RECORDS FOR THIS EXERCISE:
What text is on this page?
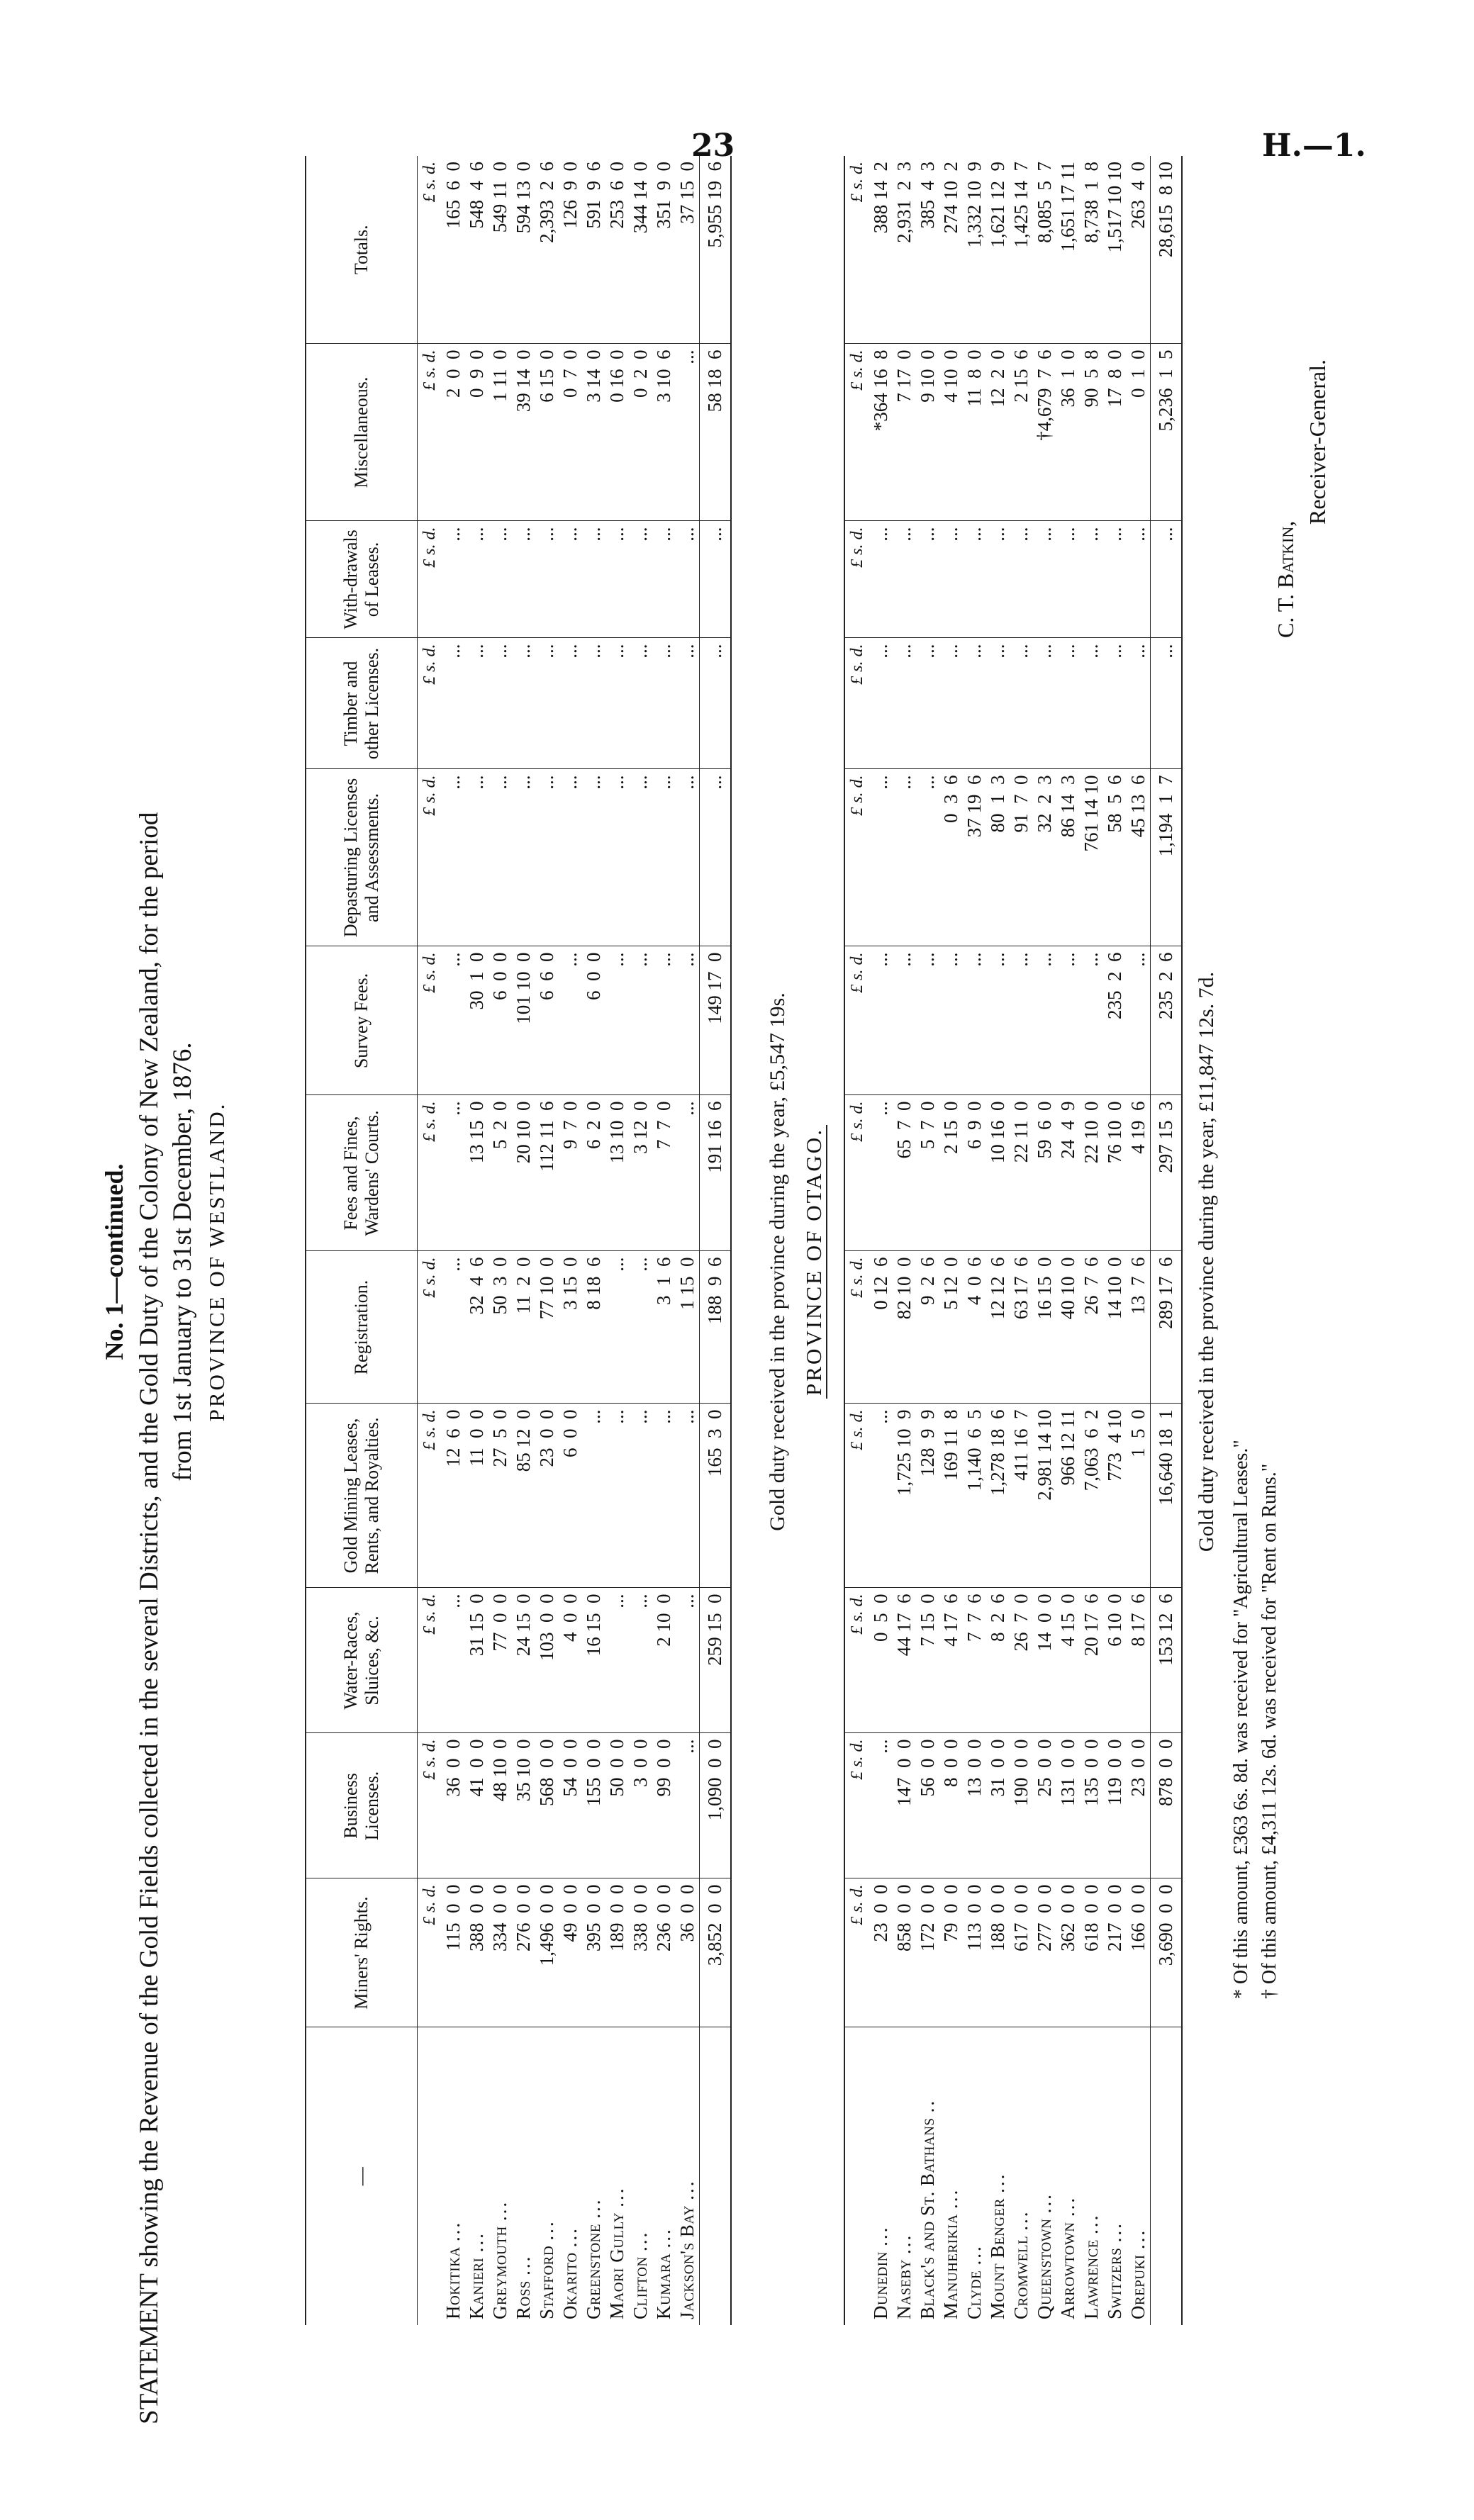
23	H.—1.
No. 1—continued. STATEMENT showing the Revenue of the Gold Fields collected in the several Districts, and the Gold Duty of the Colony of New Zealand, for the period from 1st January to 31st December, 1876. PROVINCE OF WESTLAND.
—	Miners' Rights.	Business Licenses.	Water-Races, Sluices, &c.	Gold Mining Leases, Rents, and Royalties.	Registration.	Fees and Fines, Wardens' Courts.	Survey Fees.	Depasturing Licenses and Assessments.	Timber and other Licenses.	With-drawals of Leases.	Miscellaneous.	Totals.
	£ s. d.	£ s. d.	£ s. d.	£ s. d.	£ s. d.	£ s. d.	£ s. d.	£ s. d.	£ s. d.	£ s. d.	£ s. d.	£ s. d.
Hokitika ...	115  0  0	36  0  0	...	12  6  0	...	...	...	...	...	...	2  0  0	165  6  0
Kanieri ...	388  0  0	41  0  0	31 15  0	11  0  0	32  4  6	13 15  0	30  1  0	...	...	...	0  9  0	548  4  6
Greymouth ...	334  0  0	48 10  0	77  0  0	27  5  0	50  3  0	5  2  0	6  0  0	...	...	...	1 11  0	549 11  0
Ross ...	276  0  0	35 10  0	24 15  0	85 12  0	11  2  0	20 10  0	101 10  0	...	...	...	39 14  0	594 13  0
Stafford ...	1,496  0  0	568  0  0	103  0  0	23  0  0	77 10  0	112 11  6	6  6  0	...	...	...	6 15  0	2,393  2  6
Okarito ...	49  0  0	54  0  0	4  0  0	6  0  0	3 15  0	9  7  0	...	...	...	...	0  7  0	126  9  0
Greenstone ...	395  0  0	155  0  0	16 15  0	...	8 18  6	6  2  0	6  0  0	...	...	...	3 14  0	591  9  6
Maori Gully ...	189  0  0	50  0  0	...	...	...	13 10  0	...	...	...	...	0 16  0	253  6  0
Clifton ...	338  0  0	3  0  0	...	...	...	3 12  0	...	...	...	...	0  2  0	344 14  0
Kumara ...	236  0  0	99  0  0	2 10  0	...	3  1  6	7  7  0	...	...	...	...	3 10  6	351  9  0
Jackson's Bay ...	36  0  0	...	...	...	1 15  0	...	...	...	...	...	...	37 15  0
	3,852  0  0	1,090  0  0	259 15  0	165  3  0	188  9  6	191 16  6	149 17  0	...	...	...	58 18  6	5,955 19  6
Gold duty received in the province during the year, £5,547 19s. PROVINCE OF OTAGO.
	£ s. d.	£ s. d.	£ s. d.	£ s. d.	£ s. d.	£ s. d.	£ s. d.	£ s. d.	£ s. d.	£ s. d.	£ s. d.	£ s. d.
Dunedin ...	23  0  0	...	0  5  0	...	0 12  6	...	...	...	...	...	*364 16  8	388 14  2
Naseby ...	858  0  0	147  0  0	44 17  6	1,725 10  9	82 10  0	65  7  0	...	...	...	...	7 17  0	2,931  2  3
Black's and St. Bathans ..	172  0  0	56  0  0	7 15  0	128  9  9	9  2  6	5  7  0	...	...	...	...	9 10  0	385  4  3
Manuherikia ...	79  0  0	8  0  0	4 17  6	169 11  8	5 12  0	2 15  0	...	0  3  6	...	...	4 10  0	274 10  2
Clyde ...	113  0  0	13  0  0	7  7  6	1,140  6  5	4  0  6	6  9  0	...	37 19  6	...	...	11  8  0	1,332 10  9
Mount Benger ...	188  0  0	31  0  0	8  2  6	1,278 18  6	12 12  6	10 16  0	...	80  1  3	...	...	12  2  0	1,621 12  9
Cromwell ...	617  0  0	190  0  0	26  7  0	411 16  7	63 17  6	22 11  0	...	91  7  0	...	...	2 15  6	1,425 14  7
Queenstown ...	277  0  0	25  0  0	14  0  0	2,981 14 10	16 15  0	59  6  0	...	32  2  3	...	...	†4,679  7  6	8,085  5  7
Arrowtown ...	362  0  0	131  0  0	4 15  0	966 12 11	40 10  0	24  4  9	...	86 14  3	...	...	36  1  0	1,651 17 11
Lawrence ...	618  0  0	135  0  0	20 17  6	7,063  6  2	26  7  6	22 10  0	...	761 14 10	...	...	90  5  8	8,738  1  8
Switzers ...	217  0  0	119  0  0	6 10  0	773  4 10	14 10  0	76 10  0	235  2  6	58  5  6	...	...	17  8  0	1,517 10 10
Orepuki ...	166  0  0	23  0  0	8 17  6	1  5  0	13  7  6	4 19  6	...	45 13  6	...	...	0  1  0	263  4  0
	3,690  0  0	878  0  0	153 12  6	16,640 18  1	289 17  6	297 15  3	235  2  6	1,194  1  7	...	...	5,236  1  5	28,615  8 10
Gold duty received in the province during the year, £11,847 12s. 7d.
* Of this amount, £363 6s. 8d. was received for "Agricultural Leases." † Of this amount, £4,311 12s. 6d. was received for "Rent on Runs."
C. T. Batkin,
Receiver-General.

OBJECTIVE: Pull out all lines containing "received".

FINAL RESULT:
Gold duty received in the province during the year, £5,547 19s. PROVINCE OF OTAGO.
Gold duty received in the province during the year, £11,847 12s. 7d.
* Of this amount, £363 6s. 8d. was received for "Agricultural Leases." † Of this amount, £4,311 12s. 6d. was received for "Rent on Runs."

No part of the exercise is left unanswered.